▶ **REQUEST**: Retype each of these records word for word, without the pictures.

▶ **DATA**:
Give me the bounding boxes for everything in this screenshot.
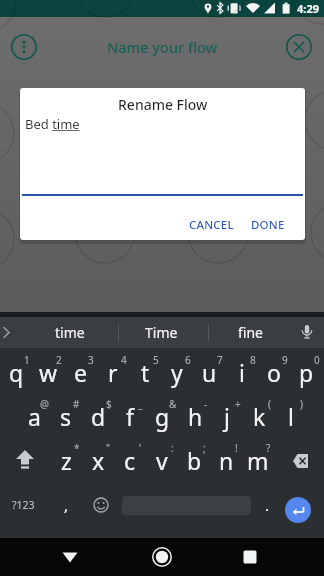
staticText: ; bbox=[203, 441, 206, 454]
button[interactable]: DONE bbox=[247, 211, 289, 239]
button[interactable] bbox=[147, 542, 177, 572]
button[interactable]: c bbox=[113, 439, 147, 481]
staticText: o bbox=[267, 357, 281, 388]
button[interactable]: v bbox=[145, 439, 179, 481]
staticText: 4:29 bbox=[297, 1, 319, 16]
staticText: $ bbox=[106, 397, 112, 410]
button[interactable]: j bbox=[210, 395, 244, 437]
staticText: e bbox=[74, 357, 87, 388]
staticText: 5 bbox=[153, 353, 159, 366]
staticText: g bbox=[155, 401, 170, 432]
staticText: . bbox=[265, 495, 270, 515]
staticText: Bed time bbox=[25, 115, 80, 133]
staticText: b bbox=[187, 445, 202, 476]
staticText: 2 bbox=[56, 353, 62, 366]
staticText: m bbox=[247, 445, 269, 476]
button[interactable]: f bbox=[113, 395, 147, 437]
staticText: u bbox=[202, 357, 217, 388]
button[interactable]: p bbox=[289, 351, 323, 393]
staticText: a bbox=[28, 401, 41, 432]
staticText: t bbox=[141, 357, 150, 388]
button[interactable]: , bbox=[56, 489, 76, 521]
staticText: * bbox=[74, 441, 80, 454]
button[interactable] bbox=[8, 444, 42, 478]
button[interactable]: q bbox=[0, 351, 33, 393]
staticText: " bbox=[106, 441, 111, 454]
button[interactable]: m bbox=[241, 439, 275, 481]
button[interactable]: l bbox=[274, 395, 308, 437]
staticText: l bbox=[288, 401, 294, 432]
staticText: 6 bbox=[185, 353, 191, 366]
staticText: DONE bbox=[251, 217, 285, 233]
button[interactable]: n bbox=[209, 439, 243, 481]
staticText: ' bbox=[139, 441, 142, 454]
staticText: n bbox=[219, 445, 234, 476]
button[interactable] bbox=[235, 542, 265, 572]
button[interactable]: CANCEL bbox=[183, 211, 240, 239]
button[interactable]: Time bbox=[131, 317, 191, 348]
staticText: Name your flow bbox=[107, 37, 218, 57]
staticText: q bbox=[9, 357, 24, 388]
button[interactable]: h bbox=[178, 395, 212, 437]
staticText: 8 bbox=[250, 353, 256, 366]
staticText: Time bbox=[145, 323, 178, 342]
staticText: time bbox=[55, 323, 85, 342]
button[interactable]: Bed time bbox=[25, 115, 225, 133]
staticText: CANCEL bbox=[189, 217, 234, 233]
button[interactable]: d bbox=[81, 395, 115, 437]
staticText: fine bbox=[238, 323, 263, 342]
staticText: d bbox=[91, 401, 106, 432]
staticText: w bbox=[39, 357, 58, 388]
staticText: x bbox=[92, 445, 105, 476]
staticText: ?123 bbox=[12, 498, 35, 512]
staticText: & bbox=[169, 397, 177, 410]
button[interactable]: g bbox=[145, 395, 179, 437]
staticText: j bbox=[224, 401, 230, 432]
button[interactable] bbox=[55, 542, 85, 572]
button[interactable]: k bbox=[242, 395, 276, 437]
button[interactable]: x bbox=[81, 439, 115, 481]
staticText: 4 bbox=[121, 353, 127, 366]
button[interactable]: o bbox=[257, 351, 291, 393]
button[interactable]: b bbox=[177, 439, 211, 481]
button[interactable]: time bbox=[40, 317, 100, 348]
button[interactable]: ?123 bbox=[6, 489, 40, 521]
button[interactable]: r bbox=[96, 351, 130, 393]
staticText: # bbox=[73, 397, 80, 410]
staticText: 3 bbox=[88, 353, 94, 366]
staticText: ? bbox=[266, 441, 271, 454]
button[interactable]: u bbox=[192, 351, 226, 393]
button[interactable] bbox=[91, 489, 111, 521]
staticText: y bbox=[171, 357, 183, 388]
button[interactable] bbox=[11, 34, 37, 60]
staticText: Rename Flow bbox=[118, 95, 208, 113]
button[interactable]: e bbox=[63, 351, 97, 393]
button[interactable]: . bbox=[257, 489, 277, 521]
staticText: p bbox=[299, 357, 314, 388]
staticText: s bbox=[60, 401, 72, 432]
button[interactable]: a bbox=[17, 395, 51, 437]
button[interactable]: z bbox=[49, 439, 83, 481]
staticText: ( bbox=[268, 397, 271, 410]
staticText: _ bbox=[138, 397, 143, 410]
button[interactable]: t bbox=[128, 351, 162, 393]
staticText: ! bbox=[235, 441, 238, 454]
staticText: f bbox=[126, 401, 134, 432]
staticText: @ bbox=[40, 397, 49, 410]
button[interactable]: i bbox=[225, 351, 259, 393]
button[interactable] bbox=[282, 444, 316, 478]
button[interactable]: y bbox=[160, 351, 194, 393]
button[interactable] bbox=[285, 497, 311, 523]
button[interactable]: fine bbox=[220, 317, 280, 348]
button[interactable]: s bbox=[49, 395, 83, 437]
staticText: ) bbox=[300, 397, 303, 410]
staticText: h bbox=[188, 401, 203, 432]
button[interactable]: w bbox=[31, 351, 65, 393]
button[interactable] bbox=[286, 34, 312, 60]
staticText: z bbox=[61, 445, 72, 476]
staticText: c bbox=[124, 445, 136, 476]
staticText: + bbox=[235, 397, 241, 410]
staticText: v bbox=[156, 445, 168, 476]
staticText: : bbox=[171, 441, 174, 454]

▶ **WORKED SOLUTION**:
Give me the bounding boxes for everything in this screenshot.
staticText: ; bbox=[203, 441, 206, 454]
button[interactable]: DONE bbox=[247, 211, 289, 239]
button[interactable] bbox=[147, 542, 177, 572]
button[interactable]: c bbox=[113, 439, 147, 481]
staticText: o bbox=[267, 357, 281, 388]
button[interactable]: v bbox=[145, 439, 179, 481]
staticText: 4:29 bbox=[297, 1, 319, 16]
staticText: $ bbox=[106, 397, 112, 410]
button[interactable]: j bbox=[210, 395, 244, 437]
staticText: e bbox=[74, 357, 87, 388]
staticText: 5 bbox=[153, 353, 159, 366]
staticText: g bbox=[155, 401, 170, 432]
staticText: . bbox=[265, 495, 270, 515]
staticText: Bed time bbox=[25, 115, 80, 133]
staticText: b bbox=[187, 445, 202, 476]
staticText: 2 bbox=[56, 353, 62, 366]
staticText: m bbox=[247, 445, 269, 476]
button[interactable]: f bbox=[113, 395, 147, 437]
staticText: u bbox=[202, 357, 217, 388]
button[interactable]: p bbox=[289, 351, 323, 393]
staticText: a bbox=[28, 401, 41, 432]
staticText: t bbox=[141, 357, 150, 388]
button[interactable]: , bbox=[56, 489, 76, 521]
staticText: * bbox=[74, 441, 80, 454]
button[interactable] bbox=[8, 444, 42, 478]
button[interactable]: q bbox=[0, 351, 33, 393]
staticText: " bbox=[106, 441, 111, 454]
button[interactable]: m bbox=[241, 439, 275, 481]
button[interactable]: l bbox=[274, 395, 308, 437]
staticText: l bbox=[288, 401, 294, 432]
staticText: 6 bbox=[185, 353, 191, 366]
staticText: DONE bbox=[251, 217, 285, 233]
button[interactable]: n bbox=[209, 439, 243, 481]
staticText: ' bbox=[139, 441, 142, 454]
staticText: n bbox=[219, 445, 234, 476]
button[interactable] bbox=[235, 542, 265, 572]
button[interactable]: CANCEL bbox=[183, 211, 240, 239]
button[interactable]: Time bbox=[131, 317, 191, 348]
staticText: Name your flow bbox=[107, 37, 218, 57]
staticText: q bbox=[9, 357, 24, 388]
button[interactable]: h bbox=[178, 395, 212, 437]
staticText: 8 bbox=[250, 353, 256, 366]
staticText: Time bbox=[145, 323, 178, 342]
staticText: time bbox=[55, 323, 85, 342]
button[interactable]: Bed time bbox=[25, 115, 225, 133]
staticText: CANCEL bbox=[189, 217, 234, 233]
button[interactable]: d bbox=[81, 395, 115, 437]
staticText: fine bbox=[238, 323, 263, 342]
staticText: d bbox=[91, 401, 106, 432]
staticText: w bbox=[39, 357, 58, 388]
staticText: x bbox=[92, 445, 105, 476]
staticText: ?123 bbox=[12, 498, 35, 512]
staticText: & bbox=[169, 397, 177, 410]
button[interactable]: g bbox=[145, 395, 179, 437]
staticText: j bbox=[224, 401, 230, 432]
button[interactable] bbox=[55, 542, 85, 572]
button[interactable]: k bbox=[242, 395, 276, 437]
button[interactable]: x bbox=[81, 439, 115, 481]
staticText: 4 bbox=[121, 353, 127, 366]
button[interactable]: o bbox=[257, 351, 291, 393]
button[interactable]: b bbox=[177, 439, 211, 481]
button[interactable]: time bbox=[40, 317, 100, 348]
button[interactable]: ?123 bbox=[6, 489, 40, 521]
button[interactable]: r bbox=[96, 351, 130, 393]
staticText: # bbox=[73, 397, 80, 410]
staticText: 3 bbox=[88, 353, 94, 366]
staticText: ? bbox=[266, 441, 271, 454]
button[interactable]: u bbox=[192, 351, 226, 393]
button[interactable] bbox=[91, 489, 111, 521]
staticText: y bbox=[171, 357, 183, 388]
button[interactable] bbox=[11, 34, 37, 60]
staticText: Rename Flow bbox=[118, 95, 208, 113]
button[interactable]: e bbox=[63, 351, 97, 393]
button[interactable]: . bbox=[257, 489, 277, 521]
staticText: p bbox=[299, 357, 314, 388]
staticText: s bbox=[60, 401, 72, 432]
button[interactable]: a bbox=[17, 395, 51, 437]
button[interactable]: z bbox=[49, 439, 83, 481]
staticText: ( bbox=[268, 397, 271, 410]
staticText: _ bbox=[138, 397, 143, 410]
button[interactable]: t bbox=[128, 351, 162, 393]
staticText: ! bbox=[235, 441, 238, 454]
staticText: f bbox=[126, 401, 134, 432]
staticText: @ bbox=[40, 397, 49, 410]
button[interactable]: i bbox=[225, 351, 259, 393]
button[interactable] bbox=[282, 444, 316, 478]
button[interactable]: y bbox=[160, 351, 194, 393]
button[interactable] bbox=[285, 497, 311, 523]
button[interactable]: fine bbox=[220, 317, 280, 348]
button[interactable]: s bbox=[49, 395, 83, 437]
staticText: ) bbox=[300, 397, 303, 410]
staticText: h bbox=[188, 401, 203, 432]
button[interactable]: w bbox=[31, 351, 65, 393]
button[interactable] bbox=[286, 34, 312, 60]
staticText: z bbox=[61, 445, 72, 476]
staticText: c bbox=[124, 445, 136, 476]
staticText: + bbox=[235, 397, 241, 410]
staticText: v bbox=[156, 445, 168, 476]
staticText: : bbox=[171, 441, 174, 454]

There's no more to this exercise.